— begin Listed records —
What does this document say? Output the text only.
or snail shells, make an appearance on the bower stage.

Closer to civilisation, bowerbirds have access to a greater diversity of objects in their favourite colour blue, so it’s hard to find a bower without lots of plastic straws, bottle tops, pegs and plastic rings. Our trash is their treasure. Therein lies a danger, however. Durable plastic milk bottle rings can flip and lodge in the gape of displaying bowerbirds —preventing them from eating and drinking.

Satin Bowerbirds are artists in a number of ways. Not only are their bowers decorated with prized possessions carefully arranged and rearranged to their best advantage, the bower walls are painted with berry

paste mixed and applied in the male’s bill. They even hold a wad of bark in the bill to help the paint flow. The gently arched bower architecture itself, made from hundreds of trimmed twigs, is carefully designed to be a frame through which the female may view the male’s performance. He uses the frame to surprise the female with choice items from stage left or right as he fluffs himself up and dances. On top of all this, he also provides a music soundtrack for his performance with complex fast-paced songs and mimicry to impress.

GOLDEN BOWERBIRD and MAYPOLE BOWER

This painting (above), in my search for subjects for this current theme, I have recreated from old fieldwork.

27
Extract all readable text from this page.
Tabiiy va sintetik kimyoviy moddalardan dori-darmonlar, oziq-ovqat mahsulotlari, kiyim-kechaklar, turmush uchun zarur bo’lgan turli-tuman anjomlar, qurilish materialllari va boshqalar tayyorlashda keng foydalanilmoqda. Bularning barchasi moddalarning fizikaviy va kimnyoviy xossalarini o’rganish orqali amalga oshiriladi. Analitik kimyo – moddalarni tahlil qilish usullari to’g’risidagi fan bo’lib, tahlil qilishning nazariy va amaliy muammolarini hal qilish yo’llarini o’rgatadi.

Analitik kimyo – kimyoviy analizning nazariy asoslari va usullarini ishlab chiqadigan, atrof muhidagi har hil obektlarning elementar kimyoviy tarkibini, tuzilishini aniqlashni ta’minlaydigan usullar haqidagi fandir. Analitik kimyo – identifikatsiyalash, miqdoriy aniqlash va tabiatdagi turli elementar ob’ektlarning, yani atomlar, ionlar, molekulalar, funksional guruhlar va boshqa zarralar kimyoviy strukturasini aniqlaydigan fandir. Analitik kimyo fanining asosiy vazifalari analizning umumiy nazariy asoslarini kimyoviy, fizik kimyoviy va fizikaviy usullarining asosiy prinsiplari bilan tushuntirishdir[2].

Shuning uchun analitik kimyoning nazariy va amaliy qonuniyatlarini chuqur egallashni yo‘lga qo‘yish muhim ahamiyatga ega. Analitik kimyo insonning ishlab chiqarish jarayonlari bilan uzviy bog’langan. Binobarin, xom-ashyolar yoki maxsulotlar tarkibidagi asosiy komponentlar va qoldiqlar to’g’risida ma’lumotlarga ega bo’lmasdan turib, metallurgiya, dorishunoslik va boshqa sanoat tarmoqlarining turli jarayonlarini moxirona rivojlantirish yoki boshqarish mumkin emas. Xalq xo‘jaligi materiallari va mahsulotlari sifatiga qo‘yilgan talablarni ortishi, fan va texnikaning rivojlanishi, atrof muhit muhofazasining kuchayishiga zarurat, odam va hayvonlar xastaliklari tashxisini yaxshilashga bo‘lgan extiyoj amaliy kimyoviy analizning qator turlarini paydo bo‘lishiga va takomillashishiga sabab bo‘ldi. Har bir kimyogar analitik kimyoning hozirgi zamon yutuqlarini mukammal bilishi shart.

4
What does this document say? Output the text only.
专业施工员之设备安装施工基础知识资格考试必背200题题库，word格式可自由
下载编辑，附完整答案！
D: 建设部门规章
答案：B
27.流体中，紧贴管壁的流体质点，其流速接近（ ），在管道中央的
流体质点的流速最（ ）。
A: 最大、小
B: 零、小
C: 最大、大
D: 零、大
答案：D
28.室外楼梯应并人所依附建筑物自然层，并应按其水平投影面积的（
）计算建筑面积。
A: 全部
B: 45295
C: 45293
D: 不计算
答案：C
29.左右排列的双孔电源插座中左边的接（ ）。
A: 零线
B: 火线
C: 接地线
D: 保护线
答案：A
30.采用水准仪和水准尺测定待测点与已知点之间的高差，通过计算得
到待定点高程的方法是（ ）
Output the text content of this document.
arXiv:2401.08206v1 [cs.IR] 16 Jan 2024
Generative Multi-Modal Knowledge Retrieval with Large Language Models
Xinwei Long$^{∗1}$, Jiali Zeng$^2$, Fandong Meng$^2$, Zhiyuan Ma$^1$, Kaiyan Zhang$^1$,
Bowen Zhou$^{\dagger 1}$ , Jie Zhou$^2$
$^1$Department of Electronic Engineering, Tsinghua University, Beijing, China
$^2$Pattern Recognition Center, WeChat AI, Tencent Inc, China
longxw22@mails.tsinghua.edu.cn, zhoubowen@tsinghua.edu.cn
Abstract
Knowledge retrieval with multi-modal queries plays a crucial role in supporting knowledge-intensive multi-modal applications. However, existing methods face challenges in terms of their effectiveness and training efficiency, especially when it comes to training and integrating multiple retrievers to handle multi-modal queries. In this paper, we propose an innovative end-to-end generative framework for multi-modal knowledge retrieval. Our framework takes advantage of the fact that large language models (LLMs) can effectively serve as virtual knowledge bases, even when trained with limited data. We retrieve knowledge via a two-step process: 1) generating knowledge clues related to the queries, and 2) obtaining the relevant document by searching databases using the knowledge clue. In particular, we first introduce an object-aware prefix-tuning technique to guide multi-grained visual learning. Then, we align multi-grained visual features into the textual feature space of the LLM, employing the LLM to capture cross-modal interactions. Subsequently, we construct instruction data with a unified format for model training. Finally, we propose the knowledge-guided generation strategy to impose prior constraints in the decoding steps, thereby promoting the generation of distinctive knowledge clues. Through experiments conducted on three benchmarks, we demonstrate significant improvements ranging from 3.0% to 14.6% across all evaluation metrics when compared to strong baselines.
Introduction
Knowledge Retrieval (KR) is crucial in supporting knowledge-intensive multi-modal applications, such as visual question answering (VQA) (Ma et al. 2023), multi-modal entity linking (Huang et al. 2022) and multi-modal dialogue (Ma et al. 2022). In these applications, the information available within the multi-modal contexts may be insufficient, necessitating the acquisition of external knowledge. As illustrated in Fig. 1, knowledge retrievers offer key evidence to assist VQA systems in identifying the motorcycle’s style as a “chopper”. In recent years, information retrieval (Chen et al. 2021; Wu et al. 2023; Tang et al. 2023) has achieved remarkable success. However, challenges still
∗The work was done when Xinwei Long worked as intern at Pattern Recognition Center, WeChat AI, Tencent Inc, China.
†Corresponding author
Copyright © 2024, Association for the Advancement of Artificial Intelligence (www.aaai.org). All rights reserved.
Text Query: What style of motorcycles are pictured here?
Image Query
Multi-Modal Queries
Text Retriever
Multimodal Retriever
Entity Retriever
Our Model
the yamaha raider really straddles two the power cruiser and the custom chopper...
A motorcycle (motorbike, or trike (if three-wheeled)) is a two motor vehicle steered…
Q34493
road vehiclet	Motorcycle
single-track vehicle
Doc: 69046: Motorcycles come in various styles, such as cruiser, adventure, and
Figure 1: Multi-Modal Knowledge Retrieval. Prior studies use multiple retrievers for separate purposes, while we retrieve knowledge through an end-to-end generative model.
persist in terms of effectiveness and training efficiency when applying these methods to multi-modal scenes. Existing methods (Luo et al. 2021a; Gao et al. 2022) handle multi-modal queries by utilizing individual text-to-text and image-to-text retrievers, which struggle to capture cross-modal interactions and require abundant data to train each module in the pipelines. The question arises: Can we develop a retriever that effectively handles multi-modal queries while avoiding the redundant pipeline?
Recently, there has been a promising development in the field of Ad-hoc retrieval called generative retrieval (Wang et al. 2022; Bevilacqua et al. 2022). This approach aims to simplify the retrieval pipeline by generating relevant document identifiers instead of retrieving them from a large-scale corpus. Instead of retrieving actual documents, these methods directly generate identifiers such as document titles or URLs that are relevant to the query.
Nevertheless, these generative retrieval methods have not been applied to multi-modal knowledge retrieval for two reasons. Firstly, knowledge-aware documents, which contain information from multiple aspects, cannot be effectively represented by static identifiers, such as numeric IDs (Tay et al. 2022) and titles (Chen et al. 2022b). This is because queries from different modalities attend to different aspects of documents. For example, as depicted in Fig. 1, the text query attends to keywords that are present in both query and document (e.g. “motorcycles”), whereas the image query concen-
— end Listed records —
[Work to complete] Lines containing the word "China" must all be returned from the material above.

[Complete output]
$^1$Department of Electronic Engineering, Tsinghua University, Beijing, China
$^2$Pattern Recognition Center, WeChat AI, Tencent Inc, China
∗The work was done when Xinwei Long worked as intern at Pattern Recognition Center, WeChat AI, Tencent Inc, China.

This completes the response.